→ **Records to process**
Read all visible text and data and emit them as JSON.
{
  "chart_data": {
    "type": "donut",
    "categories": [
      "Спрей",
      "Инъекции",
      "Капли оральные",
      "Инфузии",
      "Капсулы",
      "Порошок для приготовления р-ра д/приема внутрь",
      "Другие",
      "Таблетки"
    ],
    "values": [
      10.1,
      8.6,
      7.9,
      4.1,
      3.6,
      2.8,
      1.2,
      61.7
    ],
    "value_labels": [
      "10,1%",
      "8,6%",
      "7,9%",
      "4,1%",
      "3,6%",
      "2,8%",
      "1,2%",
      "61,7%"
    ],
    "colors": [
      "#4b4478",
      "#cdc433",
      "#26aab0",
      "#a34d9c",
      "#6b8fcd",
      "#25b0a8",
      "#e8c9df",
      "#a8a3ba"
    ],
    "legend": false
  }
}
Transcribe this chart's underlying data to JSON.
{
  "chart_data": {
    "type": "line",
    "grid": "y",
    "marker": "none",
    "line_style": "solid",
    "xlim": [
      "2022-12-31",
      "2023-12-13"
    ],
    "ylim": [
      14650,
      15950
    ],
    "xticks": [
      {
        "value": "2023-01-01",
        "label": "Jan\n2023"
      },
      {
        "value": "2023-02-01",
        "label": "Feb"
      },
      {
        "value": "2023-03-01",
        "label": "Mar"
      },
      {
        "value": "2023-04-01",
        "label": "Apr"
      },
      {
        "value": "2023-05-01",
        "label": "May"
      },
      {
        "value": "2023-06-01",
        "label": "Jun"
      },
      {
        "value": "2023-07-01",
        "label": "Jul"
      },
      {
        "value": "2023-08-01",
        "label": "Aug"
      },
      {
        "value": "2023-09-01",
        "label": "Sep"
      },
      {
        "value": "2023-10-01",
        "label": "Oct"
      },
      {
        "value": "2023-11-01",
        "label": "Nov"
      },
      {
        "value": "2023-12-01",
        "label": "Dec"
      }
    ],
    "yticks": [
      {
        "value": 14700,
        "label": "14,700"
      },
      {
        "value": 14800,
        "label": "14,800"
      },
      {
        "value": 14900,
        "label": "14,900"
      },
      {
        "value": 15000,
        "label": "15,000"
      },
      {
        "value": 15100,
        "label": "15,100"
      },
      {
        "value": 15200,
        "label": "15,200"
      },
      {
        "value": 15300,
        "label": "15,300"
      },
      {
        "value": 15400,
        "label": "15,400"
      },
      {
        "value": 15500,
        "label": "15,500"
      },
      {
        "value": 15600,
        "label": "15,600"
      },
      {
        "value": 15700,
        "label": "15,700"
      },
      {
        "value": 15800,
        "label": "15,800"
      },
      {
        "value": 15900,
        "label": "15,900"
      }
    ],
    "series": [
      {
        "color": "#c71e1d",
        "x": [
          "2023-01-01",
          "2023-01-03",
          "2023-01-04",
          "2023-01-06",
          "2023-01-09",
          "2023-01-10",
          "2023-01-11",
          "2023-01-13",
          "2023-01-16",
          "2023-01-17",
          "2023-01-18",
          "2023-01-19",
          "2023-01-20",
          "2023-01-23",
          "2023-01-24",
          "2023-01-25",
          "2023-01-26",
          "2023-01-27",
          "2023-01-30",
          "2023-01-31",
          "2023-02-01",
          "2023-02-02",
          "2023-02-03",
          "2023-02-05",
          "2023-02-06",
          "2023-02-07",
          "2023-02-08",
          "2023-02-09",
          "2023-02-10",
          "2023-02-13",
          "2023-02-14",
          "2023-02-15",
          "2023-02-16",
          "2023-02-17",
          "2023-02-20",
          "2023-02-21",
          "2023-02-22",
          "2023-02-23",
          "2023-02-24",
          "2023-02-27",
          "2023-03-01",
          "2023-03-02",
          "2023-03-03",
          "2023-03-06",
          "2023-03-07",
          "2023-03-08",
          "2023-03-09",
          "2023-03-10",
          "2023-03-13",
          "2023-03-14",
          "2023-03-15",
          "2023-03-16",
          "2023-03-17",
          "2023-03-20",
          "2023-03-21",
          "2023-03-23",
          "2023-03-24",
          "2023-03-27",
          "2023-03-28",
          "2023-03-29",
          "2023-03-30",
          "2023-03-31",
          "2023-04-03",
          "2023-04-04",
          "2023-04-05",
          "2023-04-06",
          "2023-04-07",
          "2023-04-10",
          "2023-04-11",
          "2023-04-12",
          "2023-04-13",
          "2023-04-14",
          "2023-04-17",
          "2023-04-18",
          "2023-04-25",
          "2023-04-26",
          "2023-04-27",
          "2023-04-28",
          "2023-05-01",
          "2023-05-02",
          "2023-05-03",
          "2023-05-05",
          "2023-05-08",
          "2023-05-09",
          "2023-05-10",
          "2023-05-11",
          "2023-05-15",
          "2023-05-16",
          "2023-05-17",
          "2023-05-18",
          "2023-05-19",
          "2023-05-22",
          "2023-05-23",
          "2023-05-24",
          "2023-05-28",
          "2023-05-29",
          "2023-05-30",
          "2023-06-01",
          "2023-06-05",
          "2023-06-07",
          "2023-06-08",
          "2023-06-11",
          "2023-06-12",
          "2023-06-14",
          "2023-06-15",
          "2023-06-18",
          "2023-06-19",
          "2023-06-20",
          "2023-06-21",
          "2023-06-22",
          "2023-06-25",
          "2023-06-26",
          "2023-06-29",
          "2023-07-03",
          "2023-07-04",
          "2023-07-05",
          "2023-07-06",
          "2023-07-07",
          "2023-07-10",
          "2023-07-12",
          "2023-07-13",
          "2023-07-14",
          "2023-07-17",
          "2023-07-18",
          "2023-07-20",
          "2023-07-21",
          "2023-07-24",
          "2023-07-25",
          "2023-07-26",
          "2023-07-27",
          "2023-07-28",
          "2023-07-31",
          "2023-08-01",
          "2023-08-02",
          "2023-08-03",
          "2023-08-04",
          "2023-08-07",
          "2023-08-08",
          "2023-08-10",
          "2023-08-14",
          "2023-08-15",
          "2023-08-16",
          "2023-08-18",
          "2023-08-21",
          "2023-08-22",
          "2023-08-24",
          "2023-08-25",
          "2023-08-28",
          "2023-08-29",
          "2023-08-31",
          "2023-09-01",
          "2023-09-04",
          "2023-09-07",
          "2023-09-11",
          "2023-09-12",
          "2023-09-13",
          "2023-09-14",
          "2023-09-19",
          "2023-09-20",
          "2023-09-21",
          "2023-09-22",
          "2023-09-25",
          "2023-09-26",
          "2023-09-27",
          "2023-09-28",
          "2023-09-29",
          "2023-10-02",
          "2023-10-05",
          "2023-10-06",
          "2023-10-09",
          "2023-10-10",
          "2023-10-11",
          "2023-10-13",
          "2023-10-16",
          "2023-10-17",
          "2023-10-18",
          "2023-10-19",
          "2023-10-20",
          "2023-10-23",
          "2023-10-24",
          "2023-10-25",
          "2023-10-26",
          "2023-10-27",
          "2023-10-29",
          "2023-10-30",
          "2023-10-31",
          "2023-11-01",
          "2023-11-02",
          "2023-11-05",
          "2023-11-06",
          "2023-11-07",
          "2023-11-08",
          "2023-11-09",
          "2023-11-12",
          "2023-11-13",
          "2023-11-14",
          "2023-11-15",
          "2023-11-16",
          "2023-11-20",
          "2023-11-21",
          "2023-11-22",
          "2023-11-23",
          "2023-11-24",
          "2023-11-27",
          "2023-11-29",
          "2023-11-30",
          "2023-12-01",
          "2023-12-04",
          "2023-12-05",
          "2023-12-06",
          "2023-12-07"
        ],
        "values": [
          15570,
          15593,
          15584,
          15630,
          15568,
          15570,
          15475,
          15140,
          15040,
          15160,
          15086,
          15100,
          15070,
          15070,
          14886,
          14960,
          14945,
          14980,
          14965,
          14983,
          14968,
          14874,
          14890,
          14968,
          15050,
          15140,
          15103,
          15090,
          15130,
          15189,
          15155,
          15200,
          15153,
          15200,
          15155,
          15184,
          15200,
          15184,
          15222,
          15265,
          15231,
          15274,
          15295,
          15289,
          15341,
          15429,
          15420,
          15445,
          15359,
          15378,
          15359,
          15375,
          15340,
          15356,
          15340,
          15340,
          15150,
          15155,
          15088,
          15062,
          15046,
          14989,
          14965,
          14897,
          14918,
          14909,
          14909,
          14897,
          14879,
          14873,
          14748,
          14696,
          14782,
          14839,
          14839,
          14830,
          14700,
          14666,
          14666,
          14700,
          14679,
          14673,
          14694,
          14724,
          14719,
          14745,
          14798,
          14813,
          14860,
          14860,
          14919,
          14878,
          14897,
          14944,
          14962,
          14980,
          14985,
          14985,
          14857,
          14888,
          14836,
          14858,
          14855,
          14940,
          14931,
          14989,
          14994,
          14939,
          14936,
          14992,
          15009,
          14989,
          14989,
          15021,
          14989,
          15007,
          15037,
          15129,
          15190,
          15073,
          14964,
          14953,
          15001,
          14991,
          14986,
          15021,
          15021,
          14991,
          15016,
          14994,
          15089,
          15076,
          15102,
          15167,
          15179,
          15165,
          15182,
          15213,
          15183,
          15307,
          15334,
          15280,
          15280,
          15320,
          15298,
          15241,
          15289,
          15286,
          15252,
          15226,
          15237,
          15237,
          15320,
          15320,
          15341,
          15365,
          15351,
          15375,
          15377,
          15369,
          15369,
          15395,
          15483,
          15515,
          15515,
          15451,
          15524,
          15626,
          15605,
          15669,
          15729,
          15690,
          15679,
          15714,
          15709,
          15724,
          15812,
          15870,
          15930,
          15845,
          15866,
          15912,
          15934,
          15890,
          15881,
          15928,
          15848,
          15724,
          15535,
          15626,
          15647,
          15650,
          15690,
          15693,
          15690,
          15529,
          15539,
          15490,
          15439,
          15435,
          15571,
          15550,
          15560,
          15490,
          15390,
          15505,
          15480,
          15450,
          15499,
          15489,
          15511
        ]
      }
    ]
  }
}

→ **Problem details**
Which lines of the material contain the string "JSON"? List each of them.

→ **Solution for this problem**
Read all visible text and data and emit them as JSON.
Transcribe this chart's underlying data to JSON.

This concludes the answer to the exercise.